» **Required work**
(a) In the laminopathy text below, rewrite the paragraph beginning "Laminopathies and other nuclear envelopathies have a large variety" as a short list, keeping its main facts.
(b) Transcribe the laminopathy text below from "More recently, mutations" up to and including "cause for laminopathies.".

» **Reading text**
Laminopathy
Laminopathies (lamino- + -opathy) are a group of rare genetic disorders caused by mutations in genes encoding proteins of the nuclear lamina. They are included in the more generic term nuclear envelopathies that was coined in 2000 for diseases associated with defects of the nuclear envelope.[2] Since the first reports of laminopathies in the late 1990s, increased research efforts have started to uncover the vital role of nuclear envelope proteins in cell and tissue integrity in animals.
Symptoms
Laminopathies and other nuclear envelopathies have a large variety of clinical symptoms including skeletal and/or cardiac muscular dystrophy, lipodystrophy and diabetes, dysplasia, dermo- or neuropathy, leukodystrophy, and progeria (premature aging). Most of these symptoms develop after birth, typically during childhood or adolescence. Some laminopathies however may lead to an early death, and mutations of lamin B (LMNB1 gene) may be lethal before or at birth.[3]
Genetics
Patients with classical laminopathy have mutations in the gene coding for lamin A/C (LMNA gene).
More recently, mutations in lamin B (LMNB2 gene) or genetic defects leading to changes in lamin B abundance were identified as cause for laminopathies.
Mutations implicated in other nuclear envelopathies were found in genes coding for lamin-binding proteins such as lamin B receptor (LBR gene), emerin (EMD gene) and LEM domain-containing protein 3 (LEMD3 gene) and prelamin-processing enzymes such as the zinc metalloproteinase STE24 (ZMPSTE24 gene).

» **Input data**
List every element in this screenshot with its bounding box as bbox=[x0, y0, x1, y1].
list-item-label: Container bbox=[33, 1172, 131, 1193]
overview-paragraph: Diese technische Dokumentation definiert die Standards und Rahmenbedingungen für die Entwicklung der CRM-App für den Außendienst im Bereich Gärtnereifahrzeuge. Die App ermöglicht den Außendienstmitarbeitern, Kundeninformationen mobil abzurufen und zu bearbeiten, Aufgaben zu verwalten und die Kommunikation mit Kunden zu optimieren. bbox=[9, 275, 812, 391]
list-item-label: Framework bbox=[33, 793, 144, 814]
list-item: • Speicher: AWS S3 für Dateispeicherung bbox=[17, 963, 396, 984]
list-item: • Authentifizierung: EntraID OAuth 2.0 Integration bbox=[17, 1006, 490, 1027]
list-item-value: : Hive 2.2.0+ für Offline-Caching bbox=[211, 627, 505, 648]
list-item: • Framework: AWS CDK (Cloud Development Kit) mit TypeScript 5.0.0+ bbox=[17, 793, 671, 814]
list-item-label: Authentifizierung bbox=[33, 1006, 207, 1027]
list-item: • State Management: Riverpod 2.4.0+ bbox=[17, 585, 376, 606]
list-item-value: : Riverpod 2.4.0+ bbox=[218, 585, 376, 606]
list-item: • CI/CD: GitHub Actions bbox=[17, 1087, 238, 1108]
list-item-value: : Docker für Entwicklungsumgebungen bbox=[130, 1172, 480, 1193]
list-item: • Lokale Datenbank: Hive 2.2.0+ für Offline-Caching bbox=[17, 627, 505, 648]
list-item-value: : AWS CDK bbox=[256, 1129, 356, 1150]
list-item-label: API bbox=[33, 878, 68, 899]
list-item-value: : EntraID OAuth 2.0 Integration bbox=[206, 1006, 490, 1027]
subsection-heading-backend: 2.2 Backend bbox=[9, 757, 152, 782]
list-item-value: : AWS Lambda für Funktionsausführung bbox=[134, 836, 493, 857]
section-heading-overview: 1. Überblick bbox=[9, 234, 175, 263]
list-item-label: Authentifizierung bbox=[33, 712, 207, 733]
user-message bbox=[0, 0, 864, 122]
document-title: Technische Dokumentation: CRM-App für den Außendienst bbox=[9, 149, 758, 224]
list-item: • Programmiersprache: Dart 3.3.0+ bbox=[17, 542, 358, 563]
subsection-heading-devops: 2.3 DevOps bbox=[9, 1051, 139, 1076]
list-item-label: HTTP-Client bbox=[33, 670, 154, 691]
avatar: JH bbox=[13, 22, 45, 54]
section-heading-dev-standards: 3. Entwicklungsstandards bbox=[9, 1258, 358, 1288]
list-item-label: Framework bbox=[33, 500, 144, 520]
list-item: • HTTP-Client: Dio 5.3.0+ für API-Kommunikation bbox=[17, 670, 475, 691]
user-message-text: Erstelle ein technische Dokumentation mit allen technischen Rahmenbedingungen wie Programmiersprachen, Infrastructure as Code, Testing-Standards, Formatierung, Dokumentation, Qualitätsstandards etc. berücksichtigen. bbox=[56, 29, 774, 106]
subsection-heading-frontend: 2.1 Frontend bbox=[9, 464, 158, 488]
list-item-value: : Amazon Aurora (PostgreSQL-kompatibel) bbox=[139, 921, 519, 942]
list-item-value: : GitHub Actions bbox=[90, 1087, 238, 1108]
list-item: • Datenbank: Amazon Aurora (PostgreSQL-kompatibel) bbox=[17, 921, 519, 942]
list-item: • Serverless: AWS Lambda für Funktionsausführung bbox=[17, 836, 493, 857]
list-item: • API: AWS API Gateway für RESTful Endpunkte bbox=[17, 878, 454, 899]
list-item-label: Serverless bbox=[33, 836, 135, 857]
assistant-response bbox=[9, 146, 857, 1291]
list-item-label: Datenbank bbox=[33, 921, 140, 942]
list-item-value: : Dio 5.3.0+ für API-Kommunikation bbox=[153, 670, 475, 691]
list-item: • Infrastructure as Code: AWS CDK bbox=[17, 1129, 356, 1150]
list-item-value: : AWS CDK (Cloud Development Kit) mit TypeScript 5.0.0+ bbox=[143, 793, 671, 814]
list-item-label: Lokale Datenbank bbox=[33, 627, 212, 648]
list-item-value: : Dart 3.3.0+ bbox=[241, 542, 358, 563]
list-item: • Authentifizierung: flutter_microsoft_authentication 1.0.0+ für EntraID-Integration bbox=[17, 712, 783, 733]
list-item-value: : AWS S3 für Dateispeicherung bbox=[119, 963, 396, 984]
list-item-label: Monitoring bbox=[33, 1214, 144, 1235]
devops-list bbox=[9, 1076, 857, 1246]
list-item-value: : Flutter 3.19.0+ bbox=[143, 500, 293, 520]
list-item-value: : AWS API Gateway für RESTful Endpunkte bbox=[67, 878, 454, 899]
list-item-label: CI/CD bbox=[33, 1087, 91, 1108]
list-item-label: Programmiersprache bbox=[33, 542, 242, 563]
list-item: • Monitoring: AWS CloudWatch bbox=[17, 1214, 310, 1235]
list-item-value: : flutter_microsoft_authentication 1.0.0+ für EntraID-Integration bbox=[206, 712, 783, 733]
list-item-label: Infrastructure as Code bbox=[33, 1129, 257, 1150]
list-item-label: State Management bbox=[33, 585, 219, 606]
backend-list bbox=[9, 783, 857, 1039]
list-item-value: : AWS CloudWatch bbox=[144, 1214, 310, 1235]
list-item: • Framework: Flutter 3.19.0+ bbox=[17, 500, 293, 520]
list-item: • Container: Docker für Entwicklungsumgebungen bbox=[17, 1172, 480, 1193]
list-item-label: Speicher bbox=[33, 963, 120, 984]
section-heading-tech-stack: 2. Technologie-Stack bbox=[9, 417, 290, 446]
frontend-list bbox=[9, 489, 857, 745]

» **Solutions**
(a)
- Laminopathies and other nuclear envelopathies cause many clinical symptoms:
  - skeletal and/or cardiac muscular dystrophy
  - lipodystrophy and diabetes
  - dysplasia
  - dermo- or neuropathy
  - leukodystrophy
  - progeria (premature aging)
- Most symptoms develop after birth, typically in childhood or adolescence.
- Some laminopathies may lead to early death.
- Mutations of lamin B (LMNB1 gene) may be lethal before or at birth.

(b)
More recently, mutations in lamin B (LMNB2 gene) or genetic defects leading to changes in lamin B abundance were identified as cause for laminopathies.